## Exercício 1
Diga se cada afirmação concorda com o trecho sobre agrotóxicos, respondendo sim ou não e citando as palavras do trecho que decidem: (a) Os alimentos foram coletados em setembro de 2017. (b) Metade das amostras apresentou alguma irregularidade. (c) O Projeto de Lei 6670/2016 já está sendo analisado por uma Comissão Especial.
## Exercício 2
Por favor, traduza para o inglês esta frase do trecho sobre agrotóxicos: "O Brasil é o maior consumidor de pesticidas do mundo e um grave resultado disto é o veneno que acaba presente no prato da população diariamente."

## Trecho selecionado
***
Se dentro dos limites isso já é preocupante, acima deles tudo fica ainda pior. 36% das amostras tinham algum tipo de irregularidade, incluindo resíduos agrotóxicos já proibidos no Brasil, substâncias não permitidas para determinadas culturas e substâncias que estavam acima dos limites máximos estipulados por lei. Além disso, encontramos dez substâncias já banidas por outros países .

O relatório cobre qual período?
Os alimentos foram coletados e analisados em setembro de 2017, em duas capitais brasileiras, São Paulo e Brasília, em grandes centros de abastecimento.

Vocês vêm acompanhando o projeto de lei da Política Nacional de Redução de Agrotóxicos  no Congresso. Como está a questão?
A Política Nacional de Redução de Agrotóxicos (PNARA) é o Projeto de Lei 6670/2016 e aguarda instalação de uma Comissão Especial para analisar a matéria. Precisamos pressionar assinando a petição chegadeagrotoxicos.org.br e pedindo pela aprovação da PNARA.
O Brasil é o maior consumidor de pesticidas do mundo e um grave resultado disto é o veneno que acaba presente no prato da população diariamente. É o que o novo estudo do Greenpeace está mostrando, assim como monitoramentos da Agência Nacional de Vigilância Sanitária e outros testes buscam ilustrar e denunciar.
Essa situação pode ficar ainda pior uma vez  que o governo vem tentando trocar a saúde da população por apoio dos parlamentares ruralistas no Congresso. Uma das ofensivas é a tentativa de aprovar o ‘pacote do veneno’ (PL 6299.2002 – conjunto de medidas que pode liberar ainda mais o uso dos agrotóxicos), que indiretamente significa colocar ainda mais veneno na mesa da população.
***
## Dados fornecidos
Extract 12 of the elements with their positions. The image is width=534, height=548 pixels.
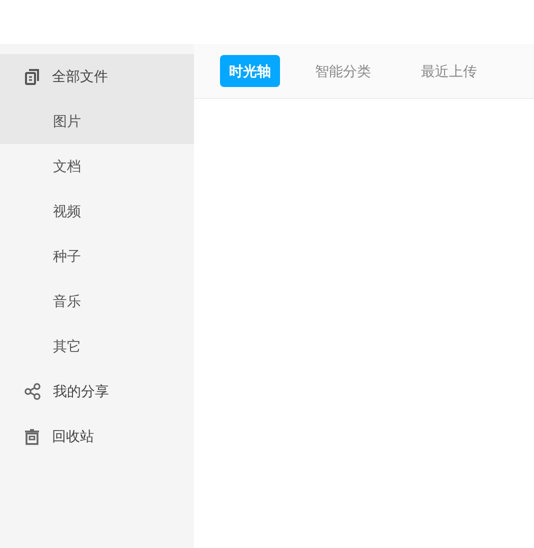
***
## Resolução 1
(a) Sim: "Os alimentos foram coletados e analisados em setembro de 2017".
(b) Não: "36% das amostras tinham algum tipo de irregularidade".
(c) Não: "aguarda instalação de uma Comissão Especial para analisar a matéria".

## Resolução 2
Brazil is the largest consumer of pesticides in the world, and a serious result of this is the poison that ends up on the population's plates every day.